__TASK STATEMENT__: Every line of the records below that holds the word "would" should be copied out.

--- DATA IN THIS EXERCISE ---

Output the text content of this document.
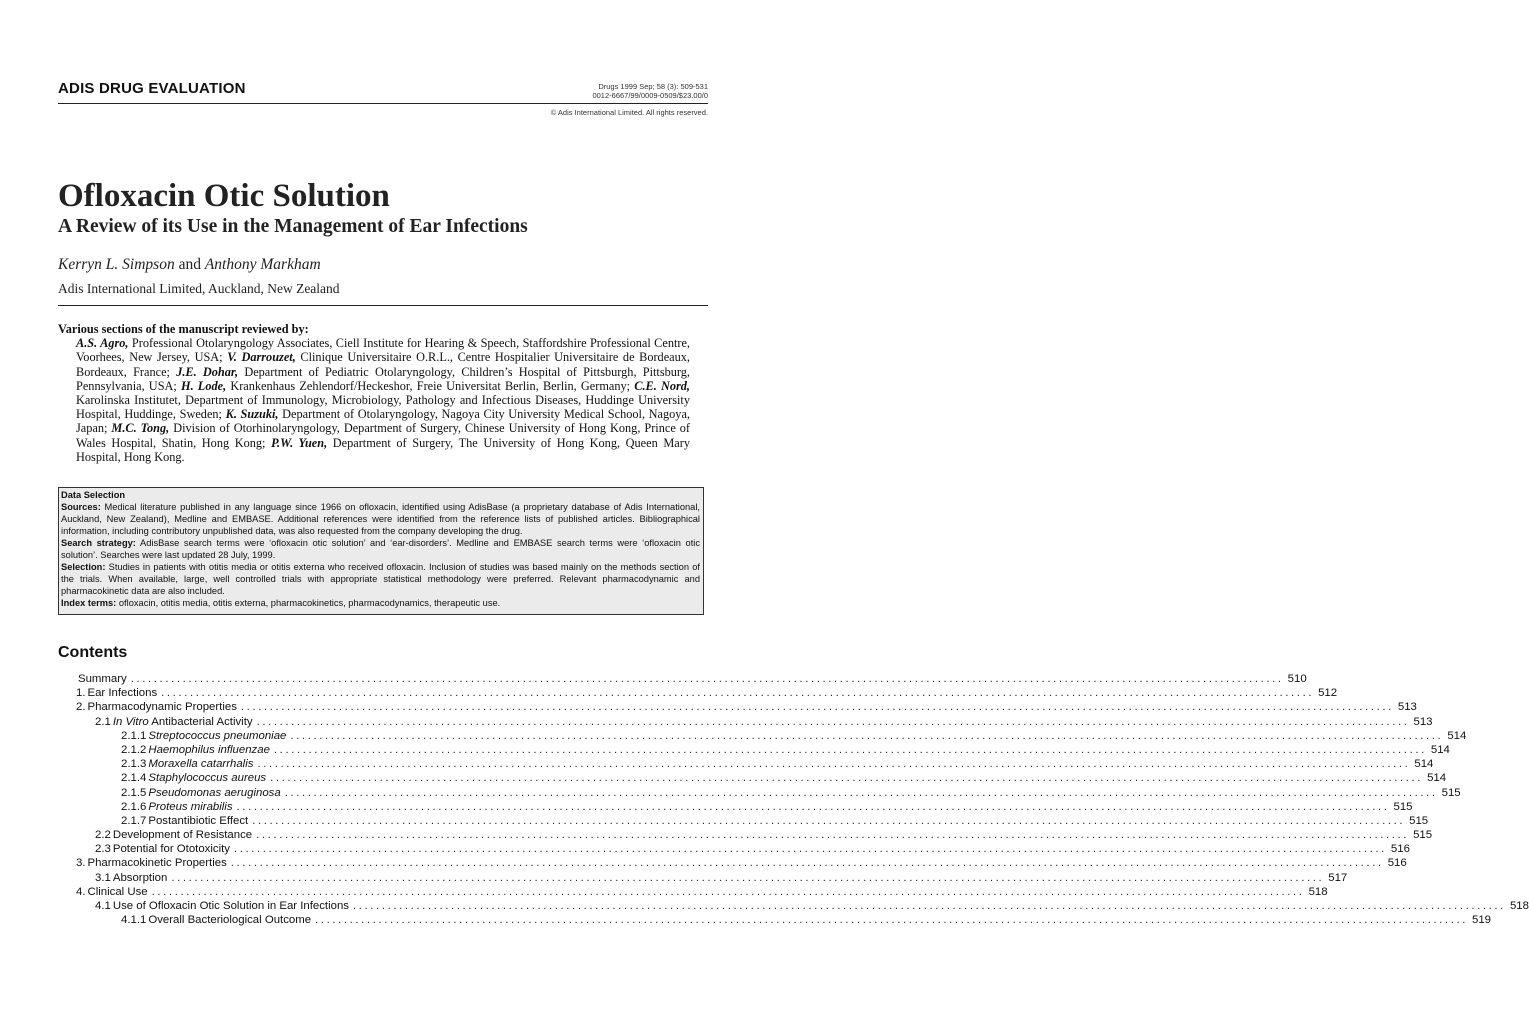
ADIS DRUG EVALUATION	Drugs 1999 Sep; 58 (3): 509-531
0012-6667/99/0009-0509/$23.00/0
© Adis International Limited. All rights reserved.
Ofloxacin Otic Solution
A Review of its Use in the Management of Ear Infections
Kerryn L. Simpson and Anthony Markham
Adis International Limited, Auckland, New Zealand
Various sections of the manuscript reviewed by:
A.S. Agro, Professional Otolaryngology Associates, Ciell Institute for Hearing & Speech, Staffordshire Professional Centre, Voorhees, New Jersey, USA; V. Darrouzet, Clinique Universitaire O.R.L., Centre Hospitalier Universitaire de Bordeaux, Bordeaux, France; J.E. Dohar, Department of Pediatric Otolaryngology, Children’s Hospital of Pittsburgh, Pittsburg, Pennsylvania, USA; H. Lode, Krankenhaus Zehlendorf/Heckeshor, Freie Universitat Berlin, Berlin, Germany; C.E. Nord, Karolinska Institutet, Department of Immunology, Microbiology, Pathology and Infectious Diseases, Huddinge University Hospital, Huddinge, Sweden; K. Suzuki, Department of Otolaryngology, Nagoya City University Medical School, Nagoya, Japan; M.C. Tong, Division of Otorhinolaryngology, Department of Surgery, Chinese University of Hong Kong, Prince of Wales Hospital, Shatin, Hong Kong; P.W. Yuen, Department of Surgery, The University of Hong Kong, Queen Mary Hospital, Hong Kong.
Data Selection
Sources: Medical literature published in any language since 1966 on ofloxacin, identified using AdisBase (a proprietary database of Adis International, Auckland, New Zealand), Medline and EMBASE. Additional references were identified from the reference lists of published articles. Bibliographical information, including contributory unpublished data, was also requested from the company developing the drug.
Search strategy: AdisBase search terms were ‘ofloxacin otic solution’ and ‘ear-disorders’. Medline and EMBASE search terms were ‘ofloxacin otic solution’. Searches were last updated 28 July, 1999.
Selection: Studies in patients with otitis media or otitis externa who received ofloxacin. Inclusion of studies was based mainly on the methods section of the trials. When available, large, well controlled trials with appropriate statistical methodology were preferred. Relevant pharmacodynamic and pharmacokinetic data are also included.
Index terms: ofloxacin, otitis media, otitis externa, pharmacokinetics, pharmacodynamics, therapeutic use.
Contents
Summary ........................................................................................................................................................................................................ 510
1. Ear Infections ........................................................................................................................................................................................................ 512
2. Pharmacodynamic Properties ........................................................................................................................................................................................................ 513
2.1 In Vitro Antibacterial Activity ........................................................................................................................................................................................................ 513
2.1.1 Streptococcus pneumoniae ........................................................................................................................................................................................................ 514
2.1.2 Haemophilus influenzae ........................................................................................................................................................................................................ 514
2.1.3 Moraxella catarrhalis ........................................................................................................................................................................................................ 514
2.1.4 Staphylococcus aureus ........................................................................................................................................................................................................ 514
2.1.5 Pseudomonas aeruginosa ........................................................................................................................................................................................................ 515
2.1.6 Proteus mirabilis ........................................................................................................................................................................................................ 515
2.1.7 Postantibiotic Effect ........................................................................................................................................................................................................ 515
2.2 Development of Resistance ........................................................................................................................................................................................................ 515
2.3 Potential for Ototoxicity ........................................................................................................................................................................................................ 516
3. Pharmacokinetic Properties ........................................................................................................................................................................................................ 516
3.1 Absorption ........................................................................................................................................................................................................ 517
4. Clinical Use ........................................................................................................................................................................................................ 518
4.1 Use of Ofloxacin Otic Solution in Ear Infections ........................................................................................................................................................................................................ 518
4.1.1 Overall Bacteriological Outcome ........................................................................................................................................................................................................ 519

---
--- DATA IN THIS EXERCISE ---

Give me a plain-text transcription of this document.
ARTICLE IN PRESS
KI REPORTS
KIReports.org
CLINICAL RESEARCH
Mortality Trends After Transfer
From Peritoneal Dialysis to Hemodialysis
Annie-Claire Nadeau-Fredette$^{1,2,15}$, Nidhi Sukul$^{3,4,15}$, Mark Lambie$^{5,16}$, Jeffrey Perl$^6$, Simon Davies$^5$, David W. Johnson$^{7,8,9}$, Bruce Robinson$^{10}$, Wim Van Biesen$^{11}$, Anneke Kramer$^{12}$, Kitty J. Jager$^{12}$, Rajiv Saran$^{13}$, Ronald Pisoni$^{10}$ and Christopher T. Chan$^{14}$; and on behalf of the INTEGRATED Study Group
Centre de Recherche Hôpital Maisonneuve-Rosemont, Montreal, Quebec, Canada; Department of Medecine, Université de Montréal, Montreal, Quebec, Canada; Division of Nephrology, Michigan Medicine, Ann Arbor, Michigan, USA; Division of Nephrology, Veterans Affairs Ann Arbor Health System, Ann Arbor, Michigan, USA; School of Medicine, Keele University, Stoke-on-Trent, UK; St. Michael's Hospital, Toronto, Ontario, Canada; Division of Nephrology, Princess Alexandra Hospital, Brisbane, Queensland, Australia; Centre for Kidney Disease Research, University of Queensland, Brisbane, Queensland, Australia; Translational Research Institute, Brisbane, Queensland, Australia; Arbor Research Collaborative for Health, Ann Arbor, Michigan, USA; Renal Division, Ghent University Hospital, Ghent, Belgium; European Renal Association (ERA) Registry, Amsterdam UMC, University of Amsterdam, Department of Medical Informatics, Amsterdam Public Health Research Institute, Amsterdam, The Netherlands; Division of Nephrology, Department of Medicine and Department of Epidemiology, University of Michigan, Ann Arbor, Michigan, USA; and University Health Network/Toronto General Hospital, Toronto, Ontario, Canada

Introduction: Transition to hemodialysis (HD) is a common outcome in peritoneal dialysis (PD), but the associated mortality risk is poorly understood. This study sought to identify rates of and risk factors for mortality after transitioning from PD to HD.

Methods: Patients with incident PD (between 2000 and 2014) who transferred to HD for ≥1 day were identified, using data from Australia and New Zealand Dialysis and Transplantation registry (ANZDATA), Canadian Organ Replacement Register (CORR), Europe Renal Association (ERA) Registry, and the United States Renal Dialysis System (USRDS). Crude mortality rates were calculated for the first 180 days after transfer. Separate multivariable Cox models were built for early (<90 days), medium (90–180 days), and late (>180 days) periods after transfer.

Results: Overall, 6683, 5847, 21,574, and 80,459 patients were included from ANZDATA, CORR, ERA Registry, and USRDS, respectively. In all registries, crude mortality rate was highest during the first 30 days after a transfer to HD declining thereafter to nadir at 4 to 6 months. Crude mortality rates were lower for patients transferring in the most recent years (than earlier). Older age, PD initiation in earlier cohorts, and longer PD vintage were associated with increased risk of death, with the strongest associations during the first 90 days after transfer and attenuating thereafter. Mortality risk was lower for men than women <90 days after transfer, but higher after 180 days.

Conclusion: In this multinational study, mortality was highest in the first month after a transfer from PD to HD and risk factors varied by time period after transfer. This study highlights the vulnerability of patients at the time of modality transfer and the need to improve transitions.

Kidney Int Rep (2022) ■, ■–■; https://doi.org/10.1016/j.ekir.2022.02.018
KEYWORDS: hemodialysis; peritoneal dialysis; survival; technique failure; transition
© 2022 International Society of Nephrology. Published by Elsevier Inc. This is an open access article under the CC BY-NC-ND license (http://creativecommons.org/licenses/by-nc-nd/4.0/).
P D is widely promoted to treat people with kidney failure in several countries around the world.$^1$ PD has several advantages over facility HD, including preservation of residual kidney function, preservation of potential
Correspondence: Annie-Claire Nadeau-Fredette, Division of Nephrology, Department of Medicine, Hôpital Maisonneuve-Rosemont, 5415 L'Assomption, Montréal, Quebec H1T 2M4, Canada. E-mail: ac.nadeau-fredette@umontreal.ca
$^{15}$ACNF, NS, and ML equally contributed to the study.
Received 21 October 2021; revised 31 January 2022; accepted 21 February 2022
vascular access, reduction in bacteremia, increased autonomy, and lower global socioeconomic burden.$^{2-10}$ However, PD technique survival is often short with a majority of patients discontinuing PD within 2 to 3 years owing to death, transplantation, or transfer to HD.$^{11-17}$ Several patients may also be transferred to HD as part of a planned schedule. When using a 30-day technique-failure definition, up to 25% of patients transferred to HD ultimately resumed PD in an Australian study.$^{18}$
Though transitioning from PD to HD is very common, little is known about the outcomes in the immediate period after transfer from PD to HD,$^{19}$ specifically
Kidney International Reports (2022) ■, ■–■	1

---
--- DATA IN THIS EXERCISE ---

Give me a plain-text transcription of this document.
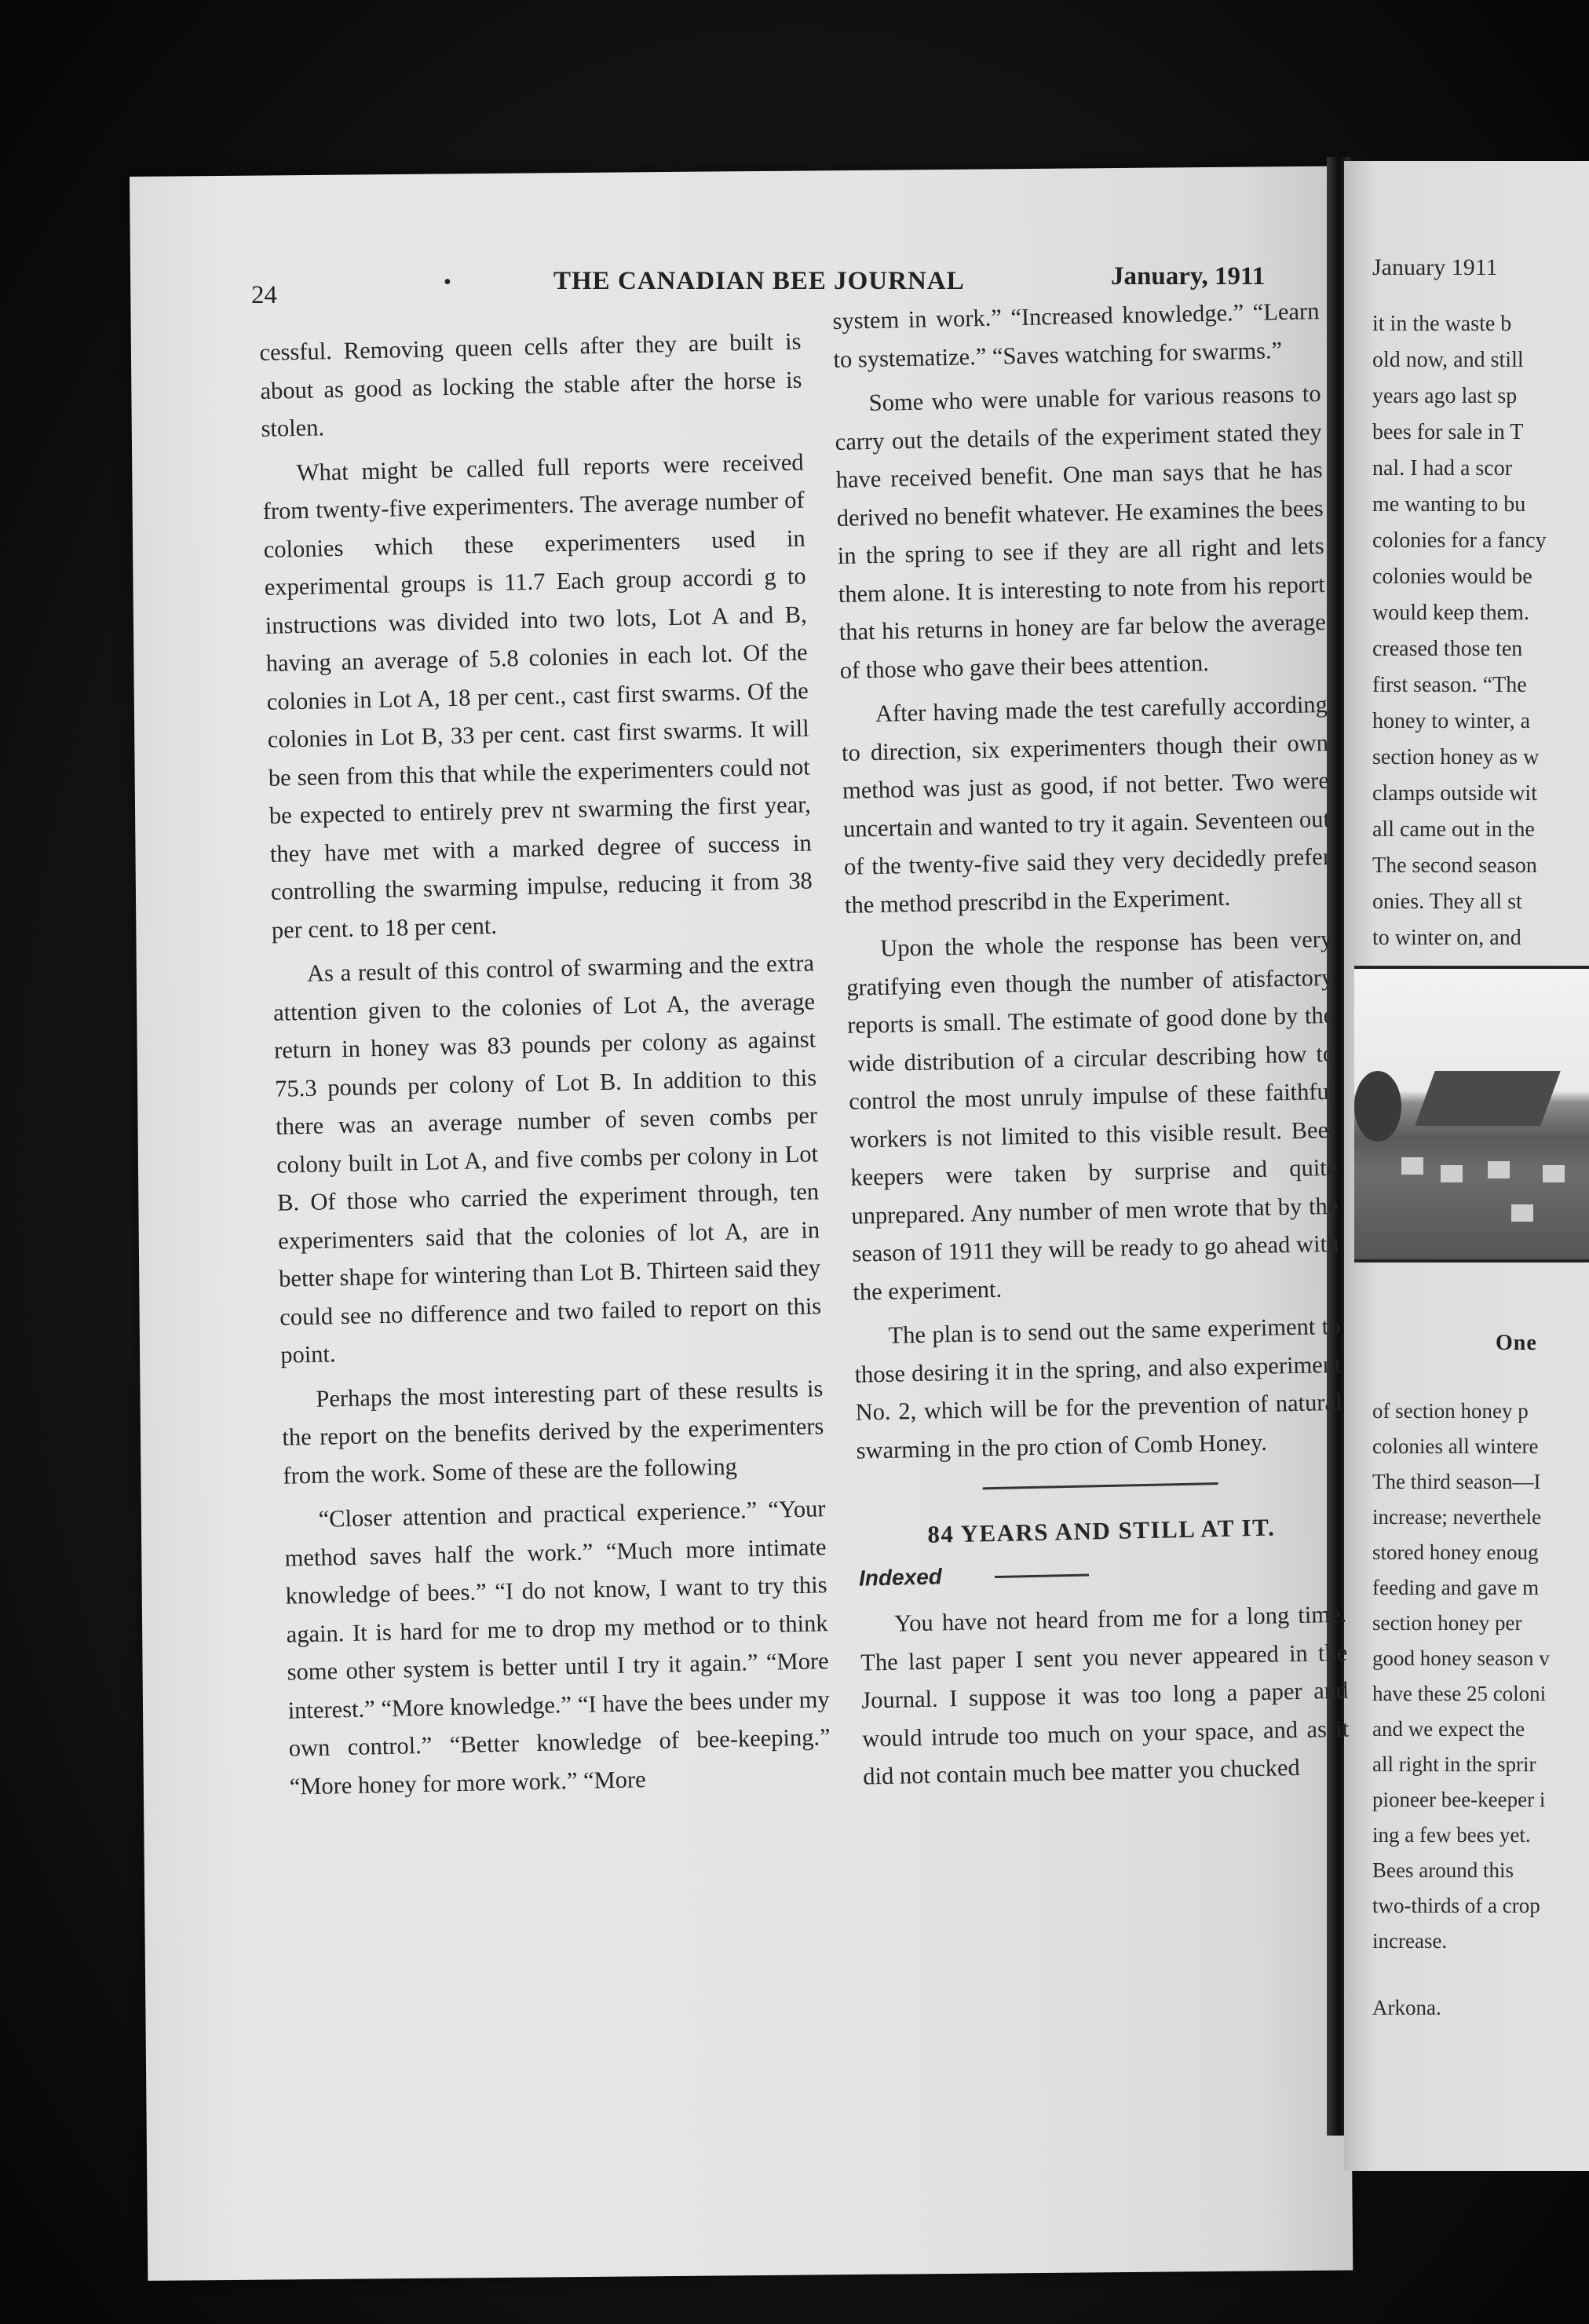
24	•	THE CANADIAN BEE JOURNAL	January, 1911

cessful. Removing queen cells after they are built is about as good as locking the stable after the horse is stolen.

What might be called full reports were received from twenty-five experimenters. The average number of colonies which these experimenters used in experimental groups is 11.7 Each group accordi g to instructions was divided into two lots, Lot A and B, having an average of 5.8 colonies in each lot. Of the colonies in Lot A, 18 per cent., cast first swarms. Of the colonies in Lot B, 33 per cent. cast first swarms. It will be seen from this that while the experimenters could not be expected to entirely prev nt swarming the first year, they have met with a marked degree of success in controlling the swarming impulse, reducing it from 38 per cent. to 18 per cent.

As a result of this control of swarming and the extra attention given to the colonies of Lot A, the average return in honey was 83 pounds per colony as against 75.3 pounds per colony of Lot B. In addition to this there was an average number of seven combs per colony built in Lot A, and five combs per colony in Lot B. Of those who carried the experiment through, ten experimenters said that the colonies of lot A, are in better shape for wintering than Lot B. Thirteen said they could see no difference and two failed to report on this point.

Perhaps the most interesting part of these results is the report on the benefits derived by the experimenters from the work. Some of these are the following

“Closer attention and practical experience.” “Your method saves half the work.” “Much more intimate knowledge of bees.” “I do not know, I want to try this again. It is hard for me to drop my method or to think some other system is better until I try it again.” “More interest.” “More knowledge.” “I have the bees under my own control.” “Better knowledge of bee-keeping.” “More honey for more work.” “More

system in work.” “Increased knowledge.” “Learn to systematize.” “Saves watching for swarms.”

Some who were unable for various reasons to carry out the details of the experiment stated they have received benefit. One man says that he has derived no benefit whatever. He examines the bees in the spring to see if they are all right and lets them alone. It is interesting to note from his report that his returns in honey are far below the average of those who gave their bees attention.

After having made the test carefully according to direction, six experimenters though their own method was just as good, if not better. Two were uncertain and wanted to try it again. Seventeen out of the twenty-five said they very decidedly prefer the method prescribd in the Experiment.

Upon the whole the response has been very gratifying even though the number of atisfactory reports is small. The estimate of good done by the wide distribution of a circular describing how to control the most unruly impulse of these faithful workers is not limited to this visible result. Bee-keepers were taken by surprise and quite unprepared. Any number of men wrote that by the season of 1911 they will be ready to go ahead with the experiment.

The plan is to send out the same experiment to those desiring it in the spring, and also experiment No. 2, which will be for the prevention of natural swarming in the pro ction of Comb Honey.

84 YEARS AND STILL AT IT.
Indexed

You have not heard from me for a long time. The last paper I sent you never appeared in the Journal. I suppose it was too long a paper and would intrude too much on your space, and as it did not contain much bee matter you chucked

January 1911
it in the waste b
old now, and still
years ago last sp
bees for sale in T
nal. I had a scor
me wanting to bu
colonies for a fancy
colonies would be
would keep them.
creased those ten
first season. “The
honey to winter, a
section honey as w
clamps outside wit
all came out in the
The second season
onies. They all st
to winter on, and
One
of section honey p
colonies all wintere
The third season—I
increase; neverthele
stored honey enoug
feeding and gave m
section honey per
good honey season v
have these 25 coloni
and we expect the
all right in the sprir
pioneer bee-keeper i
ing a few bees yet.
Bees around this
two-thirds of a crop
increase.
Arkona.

---

__TASK OUTPUT__:
You have not heard from me for a long time. The last paper I sent you never appeared in the Journal. I suppose it was too long a paper and would intrude too much on your space, and as it did not contain much bee matter you chucked
colonies would be
would keep them.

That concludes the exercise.